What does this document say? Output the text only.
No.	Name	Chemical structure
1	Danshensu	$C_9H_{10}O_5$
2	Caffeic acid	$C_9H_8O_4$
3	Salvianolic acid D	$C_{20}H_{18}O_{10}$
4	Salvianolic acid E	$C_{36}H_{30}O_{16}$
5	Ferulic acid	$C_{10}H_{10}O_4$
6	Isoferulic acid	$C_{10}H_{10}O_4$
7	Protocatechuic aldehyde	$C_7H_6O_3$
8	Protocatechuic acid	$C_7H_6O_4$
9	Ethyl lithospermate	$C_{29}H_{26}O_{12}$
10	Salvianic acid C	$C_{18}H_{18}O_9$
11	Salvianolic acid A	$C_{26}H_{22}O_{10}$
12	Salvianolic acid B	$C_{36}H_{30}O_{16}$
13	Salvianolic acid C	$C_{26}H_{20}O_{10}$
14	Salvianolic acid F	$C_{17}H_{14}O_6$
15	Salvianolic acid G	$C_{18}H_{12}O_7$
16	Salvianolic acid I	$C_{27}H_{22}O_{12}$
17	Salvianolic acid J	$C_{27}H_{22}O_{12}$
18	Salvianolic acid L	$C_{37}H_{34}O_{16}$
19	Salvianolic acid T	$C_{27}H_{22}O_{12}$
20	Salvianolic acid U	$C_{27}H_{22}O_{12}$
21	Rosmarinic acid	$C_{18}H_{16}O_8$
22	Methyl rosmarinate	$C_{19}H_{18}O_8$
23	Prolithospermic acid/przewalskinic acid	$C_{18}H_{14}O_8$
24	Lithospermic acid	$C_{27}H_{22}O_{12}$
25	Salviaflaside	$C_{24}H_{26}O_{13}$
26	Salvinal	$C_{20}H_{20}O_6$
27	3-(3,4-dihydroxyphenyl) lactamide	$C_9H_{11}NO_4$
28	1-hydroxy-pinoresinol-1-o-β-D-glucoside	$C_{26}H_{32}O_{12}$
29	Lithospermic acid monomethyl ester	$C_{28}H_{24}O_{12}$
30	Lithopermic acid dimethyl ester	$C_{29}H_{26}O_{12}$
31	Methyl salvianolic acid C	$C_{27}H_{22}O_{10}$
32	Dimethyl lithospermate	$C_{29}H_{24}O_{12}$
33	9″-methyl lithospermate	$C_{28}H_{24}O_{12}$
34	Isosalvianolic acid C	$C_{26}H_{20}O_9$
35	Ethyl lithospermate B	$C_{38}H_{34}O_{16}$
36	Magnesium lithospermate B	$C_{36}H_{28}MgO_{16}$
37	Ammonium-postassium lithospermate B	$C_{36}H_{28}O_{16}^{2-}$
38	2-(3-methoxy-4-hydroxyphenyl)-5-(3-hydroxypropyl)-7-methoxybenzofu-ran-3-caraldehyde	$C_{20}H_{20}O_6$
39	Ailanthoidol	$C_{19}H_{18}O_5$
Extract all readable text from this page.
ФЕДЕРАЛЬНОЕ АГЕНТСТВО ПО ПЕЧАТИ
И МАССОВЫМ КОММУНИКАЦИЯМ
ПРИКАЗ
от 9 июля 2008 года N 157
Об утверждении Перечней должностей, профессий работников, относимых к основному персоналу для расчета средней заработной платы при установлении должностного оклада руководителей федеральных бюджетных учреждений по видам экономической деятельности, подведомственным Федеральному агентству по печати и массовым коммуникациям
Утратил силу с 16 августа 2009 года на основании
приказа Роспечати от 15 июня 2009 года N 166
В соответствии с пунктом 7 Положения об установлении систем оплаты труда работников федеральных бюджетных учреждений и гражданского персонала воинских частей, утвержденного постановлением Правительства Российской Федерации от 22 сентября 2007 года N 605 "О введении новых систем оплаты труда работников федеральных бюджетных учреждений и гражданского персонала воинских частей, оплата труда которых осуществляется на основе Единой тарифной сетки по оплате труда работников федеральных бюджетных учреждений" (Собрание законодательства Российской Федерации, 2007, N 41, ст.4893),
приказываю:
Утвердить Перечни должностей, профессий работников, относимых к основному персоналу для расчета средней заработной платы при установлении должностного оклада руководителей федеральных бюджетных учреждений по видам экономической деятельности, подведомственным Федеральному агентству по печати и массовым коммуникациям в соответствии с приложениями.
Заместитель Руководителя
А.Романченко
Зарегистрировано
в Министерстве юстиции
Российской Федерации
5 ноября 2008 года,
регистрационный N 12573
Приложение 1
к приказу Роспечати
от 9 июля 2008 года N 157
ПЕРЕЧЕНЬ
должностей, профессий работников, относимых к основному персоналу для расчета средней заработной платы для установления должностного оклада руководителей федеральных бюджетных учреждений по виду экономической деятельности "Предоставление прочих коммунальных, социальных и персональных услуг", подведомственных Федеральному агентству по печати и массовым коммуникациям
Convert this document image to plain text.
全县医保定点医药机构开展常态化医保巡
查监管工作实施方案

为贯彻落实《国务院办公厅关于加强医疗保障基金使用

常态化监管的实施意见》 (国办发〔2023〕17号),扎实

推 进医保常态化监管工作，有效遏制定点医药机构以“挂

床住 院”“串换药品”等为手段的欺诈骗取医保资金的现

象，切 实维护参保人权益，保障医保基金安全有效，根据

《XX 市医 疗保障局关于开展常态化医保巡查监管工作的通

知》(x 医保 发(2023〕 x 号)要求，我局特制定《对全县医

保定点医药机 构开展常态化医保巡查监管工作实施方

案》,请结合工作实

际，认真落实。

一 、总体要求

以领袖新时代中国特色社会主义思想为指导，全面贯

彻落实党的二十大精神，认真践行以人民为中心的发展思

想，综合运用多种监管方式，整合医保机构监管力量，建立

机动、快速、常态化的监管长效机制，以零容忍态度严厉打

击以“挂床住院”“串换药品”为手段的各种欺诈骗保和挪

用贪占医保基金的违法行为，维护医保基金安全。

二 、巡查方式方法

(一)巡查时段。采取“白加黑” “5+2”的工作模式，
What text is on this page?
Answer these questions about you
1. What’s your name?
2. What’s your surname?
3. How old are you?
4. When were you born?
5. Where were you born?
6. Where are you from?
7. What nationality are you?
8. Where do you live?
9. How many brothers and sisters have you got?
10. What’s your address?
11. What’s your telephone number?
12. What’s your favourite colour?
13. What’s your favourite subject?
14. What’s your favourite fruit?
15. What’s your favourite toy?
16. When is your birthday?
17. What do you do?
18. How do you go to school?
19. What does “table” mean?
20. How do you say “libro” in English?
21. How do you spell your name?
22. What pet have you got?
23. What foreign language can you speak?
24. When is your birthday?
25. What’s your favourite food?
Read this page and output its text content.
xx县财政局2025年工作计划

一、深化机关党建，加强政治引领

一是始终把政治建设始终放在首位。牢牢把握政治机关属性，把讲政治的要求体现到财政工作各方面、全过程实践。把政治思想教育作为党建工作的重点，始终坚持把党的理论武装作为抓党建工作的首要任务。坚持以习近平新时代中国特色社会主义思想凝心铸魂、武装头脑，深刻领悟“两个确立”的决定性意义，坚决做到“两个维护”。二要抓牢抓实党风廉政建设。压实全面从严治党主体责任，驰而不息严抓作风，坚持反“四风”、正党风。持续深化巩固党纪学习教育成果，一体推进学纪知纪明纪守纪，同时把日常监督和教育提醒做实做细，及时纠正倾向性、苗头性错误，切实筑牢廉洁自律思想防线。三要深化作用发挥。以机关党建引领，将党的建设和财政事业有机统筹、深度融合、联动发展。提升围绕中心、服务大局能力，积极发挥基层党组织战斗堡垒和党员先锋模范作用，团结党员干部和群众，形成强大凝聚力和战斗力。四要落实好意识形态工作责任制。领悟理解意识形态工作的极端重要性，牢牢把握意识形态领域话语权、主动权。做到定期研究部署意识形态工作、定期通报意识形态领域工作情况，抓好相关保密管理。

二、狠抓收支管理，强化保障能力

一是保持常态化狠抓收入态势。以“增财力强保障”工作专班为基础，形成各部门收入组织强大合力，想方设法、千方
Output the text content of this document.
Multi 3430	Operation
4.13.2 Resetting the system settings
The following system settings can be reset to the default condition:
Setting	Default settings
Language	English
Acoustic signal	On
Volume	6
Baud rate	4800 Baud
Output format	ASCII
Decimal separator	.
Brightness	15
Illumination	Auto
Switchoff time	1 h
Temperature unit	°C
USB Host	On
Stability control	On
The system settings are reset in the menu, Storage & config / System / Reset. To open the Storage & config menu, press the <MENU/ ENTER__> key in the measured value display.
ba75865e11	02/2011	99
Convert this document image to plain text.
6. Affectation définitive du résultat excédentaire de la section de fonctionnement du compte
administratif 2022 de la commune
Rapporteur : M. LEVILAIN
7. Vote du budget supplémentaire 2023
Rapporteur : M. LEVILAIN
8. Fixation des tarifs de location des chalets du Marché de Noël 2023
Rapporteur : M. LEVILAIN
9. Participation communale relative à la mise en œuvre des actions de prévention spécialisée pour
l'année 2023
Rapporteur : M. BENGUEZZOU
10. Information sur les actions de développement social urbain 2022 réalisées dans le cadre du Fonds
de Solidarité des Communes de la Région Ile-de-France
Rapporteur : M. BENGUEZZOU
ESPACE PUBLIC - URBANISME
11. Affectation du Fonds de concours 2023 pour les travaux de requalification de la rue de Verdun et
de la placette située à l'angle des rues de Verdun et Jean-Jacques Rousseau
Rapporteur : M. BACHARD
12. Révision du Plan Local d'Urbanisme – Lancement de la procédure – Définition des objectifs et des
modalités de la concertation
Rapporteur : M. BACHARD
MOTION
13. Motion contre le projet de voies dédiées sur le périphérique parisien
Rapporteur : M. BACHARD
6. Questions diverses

___

*TASK GOAL*
Filter the data for the string "Роспечати" and copy every line that has it.

*THE REPLY*
приказа Роспечати от 15 июня 2009 года N 166
к приказу Роспечати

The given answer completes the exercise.